**What to do**
Scan the listing below and copy every line holding "cinq".

Collected data:
======
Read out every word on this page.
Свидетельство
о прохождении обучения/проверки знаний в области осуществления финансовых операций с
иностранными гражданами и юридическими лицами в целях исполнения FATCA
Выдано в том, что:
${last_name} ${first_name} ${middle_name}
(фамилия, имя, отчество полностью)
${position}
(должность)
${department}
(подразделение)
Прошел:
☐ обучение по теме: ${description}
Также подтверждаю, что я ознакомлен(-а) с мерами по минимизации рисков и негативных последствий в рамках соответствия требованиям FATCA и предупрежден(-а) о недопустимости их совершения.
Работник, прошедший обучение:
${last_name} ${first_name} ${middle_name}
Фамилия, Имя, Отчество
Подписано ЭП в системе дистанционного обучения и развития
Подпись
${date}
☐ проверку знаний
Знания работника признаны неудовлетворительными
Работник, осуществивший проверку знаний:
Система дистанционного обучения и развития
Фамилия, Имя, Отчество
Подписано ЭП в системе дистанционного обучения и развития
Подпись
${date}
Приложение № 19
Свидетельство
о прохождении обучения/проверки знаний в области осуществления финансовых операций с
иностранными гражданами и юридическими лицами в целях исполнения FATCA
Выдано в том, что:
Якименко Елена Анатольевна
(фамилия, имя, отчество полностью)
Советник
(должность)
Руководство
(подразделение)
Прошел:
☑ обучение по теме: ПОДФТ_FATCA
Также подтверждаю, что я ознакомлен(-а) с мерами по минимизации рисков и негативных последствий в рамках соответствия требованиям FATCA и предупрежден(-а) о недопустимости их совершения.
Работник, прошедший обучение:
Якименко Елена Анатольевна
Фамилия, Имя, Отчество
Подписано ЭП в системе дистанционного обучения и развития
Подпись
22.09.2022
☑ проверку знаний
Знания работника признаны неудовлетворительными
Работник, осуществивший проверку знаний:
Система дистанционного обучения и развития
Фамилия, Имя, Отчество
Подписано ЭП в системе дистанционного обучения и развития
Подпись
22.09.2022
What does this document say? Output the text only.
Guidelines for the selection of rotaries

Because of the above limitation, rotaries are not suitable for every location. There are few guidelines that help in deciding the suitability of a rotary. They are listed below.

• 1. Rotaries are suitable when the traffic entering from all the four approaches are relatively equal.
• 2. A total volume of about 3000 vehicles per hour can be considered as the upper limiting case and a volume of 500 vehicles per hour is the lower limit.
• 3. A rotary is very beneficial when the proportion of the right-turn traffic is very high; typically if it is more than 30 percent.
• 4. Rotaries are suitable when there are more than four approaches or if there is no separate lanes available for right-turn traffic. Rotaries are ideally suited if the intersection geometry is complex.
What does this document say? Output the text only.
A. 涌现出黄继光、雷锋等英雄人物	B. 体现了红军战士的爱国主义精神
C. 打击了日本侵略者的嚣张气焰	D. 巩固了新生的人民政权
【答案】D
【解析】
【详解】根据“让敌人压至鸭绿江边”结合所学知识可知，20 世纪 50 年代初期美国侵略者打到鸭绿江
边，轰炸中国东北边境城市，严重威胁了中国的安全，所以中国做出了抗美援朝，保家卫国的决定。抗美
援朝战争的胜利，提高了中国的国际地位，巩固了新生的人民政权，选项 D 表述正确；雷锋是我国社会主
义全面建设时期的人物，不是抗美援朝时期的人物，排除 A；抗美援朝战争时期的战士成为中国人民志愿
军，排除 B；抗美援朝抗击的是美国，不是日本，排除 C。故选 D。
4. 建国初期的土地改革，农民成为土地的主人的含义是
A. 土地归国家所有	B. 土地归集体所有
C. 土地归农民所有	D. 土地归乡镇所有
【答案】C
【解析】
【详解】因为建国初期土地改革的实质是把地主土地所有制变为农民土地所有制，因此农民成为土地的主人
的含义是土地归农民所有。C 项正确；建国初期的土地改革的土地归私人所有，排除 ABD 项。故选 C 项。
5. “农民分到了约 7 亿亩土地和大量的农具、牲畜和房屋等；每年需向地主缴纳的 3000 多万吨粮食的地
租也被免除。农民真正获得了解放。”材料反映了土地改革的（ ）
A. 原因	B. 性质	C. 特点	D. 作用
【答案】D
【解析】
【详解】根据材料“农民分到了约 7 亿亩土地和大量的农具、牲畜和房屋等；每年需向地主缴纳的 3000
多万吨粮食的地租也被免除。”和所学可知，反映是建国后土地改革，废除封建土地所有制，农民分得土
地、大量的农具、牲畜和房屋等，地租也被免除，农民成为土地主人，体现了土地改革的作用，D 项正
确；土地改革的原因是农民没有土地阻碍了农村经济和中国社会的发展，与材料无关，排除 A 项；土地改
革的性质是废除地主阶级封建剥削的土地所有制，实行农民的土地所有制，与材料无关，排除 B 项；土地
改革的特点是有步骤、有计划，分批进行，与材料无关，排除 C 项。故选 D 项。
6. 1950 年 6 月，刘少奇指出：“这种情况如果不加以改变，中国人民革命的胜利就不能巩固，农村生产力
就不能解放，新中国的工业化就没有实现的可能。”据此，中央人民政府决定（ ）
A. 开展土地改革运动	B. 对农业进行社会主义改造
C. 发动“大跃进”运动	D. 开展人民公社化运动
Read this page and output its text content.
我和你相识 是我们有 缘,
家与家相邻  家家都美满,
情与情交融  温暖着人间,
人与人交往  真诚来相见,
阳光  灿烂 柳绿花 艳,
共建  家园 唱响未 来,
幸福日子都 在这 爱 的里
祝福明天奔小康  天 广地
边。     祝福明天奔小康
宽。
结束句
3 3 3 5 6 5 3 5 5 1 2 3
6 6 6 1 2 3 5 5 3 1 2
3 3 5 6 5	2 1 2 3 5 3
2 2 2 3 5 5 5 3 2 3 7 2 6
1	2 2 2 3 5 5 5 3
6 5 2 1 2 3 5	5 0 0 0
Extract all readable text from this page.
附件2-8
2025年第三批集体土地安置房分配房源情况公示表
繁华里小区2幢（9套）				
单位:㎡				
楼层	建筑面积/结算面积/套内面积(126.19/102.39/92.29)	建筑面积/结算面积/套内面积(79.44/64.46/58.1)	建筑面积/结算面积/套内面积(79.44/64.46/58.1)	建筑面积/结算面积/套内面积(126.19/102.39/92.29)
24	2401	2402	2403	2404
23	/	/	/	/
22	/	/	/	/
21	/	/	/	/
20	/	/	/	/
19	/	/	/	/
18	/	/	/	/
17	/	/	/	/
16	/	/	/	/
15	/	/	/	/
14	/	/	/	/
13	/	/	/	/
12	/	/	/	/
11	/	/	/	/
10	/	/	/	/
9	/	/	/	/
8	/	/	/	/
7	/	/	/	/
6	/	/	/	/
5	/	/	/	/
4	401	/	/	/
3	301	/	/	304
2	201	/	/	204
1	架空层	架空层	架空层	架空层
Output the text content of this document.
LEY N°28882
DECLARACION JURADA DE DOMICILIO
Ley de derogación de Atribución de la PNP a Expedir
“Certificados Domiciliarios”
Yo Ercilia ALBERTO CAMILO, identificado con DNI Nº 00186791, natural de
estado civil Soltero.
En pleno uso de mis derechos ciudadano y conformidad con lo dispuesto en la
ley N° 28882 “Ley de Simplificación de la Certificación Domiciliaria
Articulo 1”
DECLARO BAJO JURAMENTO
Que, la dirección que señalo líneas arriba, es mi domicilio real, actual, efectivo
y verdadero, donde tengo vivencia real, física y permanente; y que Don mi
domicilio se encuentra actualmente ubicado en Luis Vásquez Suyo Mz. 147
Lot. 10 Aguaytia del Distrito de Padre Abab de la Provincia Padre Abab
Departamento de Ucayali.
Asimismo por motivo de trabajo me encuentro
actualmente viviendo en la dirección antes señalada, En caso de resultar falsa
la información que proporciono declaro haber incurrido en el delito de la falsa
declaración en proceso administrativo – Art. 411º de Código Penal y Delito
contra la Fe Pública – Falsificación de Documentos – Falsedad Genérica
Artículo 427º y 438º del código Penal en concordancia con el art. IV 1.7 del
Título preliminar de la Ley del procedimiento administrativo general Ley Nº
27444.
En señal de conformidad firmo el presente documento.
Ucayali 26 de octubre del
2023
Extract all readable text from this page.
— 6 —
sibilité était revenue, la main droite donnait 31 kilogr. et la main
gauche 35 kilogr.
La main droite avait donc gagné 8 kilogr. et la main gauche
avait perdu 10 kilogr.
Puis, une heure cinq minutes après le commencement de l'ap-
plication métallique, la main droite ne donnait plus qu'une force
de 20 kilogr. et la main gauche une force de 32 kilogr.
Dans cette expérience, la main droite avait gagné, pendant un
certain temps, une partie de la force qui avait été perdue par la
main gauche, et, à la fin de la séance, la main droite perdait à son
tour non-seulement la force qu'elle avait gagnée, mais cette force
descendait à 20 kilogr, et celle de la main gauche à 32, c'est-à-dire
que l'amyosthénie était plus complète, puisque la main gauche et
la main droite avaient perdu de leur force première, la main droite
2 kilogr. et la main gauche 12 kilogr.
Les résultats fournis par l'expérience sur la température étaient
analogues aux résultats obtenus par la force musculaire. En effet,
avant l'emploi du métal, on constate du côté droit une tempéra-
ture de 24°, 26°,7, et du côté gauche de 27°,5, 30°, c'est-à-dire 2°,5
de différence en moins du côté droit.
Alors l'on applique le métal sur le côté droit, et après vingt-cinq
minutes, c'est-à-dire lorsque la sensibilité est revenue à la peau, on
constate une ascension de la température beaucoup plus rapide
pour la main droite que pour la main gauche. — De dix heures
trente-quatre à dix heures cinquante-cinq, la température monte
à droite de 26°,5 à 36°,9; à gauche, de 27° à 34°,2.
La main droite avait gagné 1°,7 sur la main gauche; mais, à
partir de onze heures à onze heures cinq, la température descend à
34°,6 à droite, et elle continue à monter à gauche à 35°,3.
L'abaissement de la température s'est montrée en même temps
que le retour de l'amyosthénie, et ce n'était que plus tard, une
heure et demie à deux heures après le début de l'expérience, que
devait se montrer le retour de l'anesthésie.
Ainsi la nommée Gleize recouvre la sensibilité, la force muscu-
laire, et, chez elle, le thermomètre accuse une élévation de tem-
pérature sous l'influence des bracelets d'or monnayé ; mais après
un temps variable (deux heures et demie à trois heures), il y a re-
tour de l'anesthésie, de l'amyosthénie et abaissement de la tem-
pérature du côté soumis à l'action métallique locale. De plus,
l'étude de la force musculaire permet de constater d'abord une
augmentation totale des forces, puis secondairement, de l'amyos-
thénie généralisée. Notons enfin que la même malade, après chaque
======
**Final result**
Puis, une heure cinq minutes après le commencement de l'ap-
Alors l'on applique le métal sur le côté droit, et après vingt-cinq
trente-quatre à dix heures cinquante-cinq, la température monte
partir de onze heures à onze heures cinq, la température descend à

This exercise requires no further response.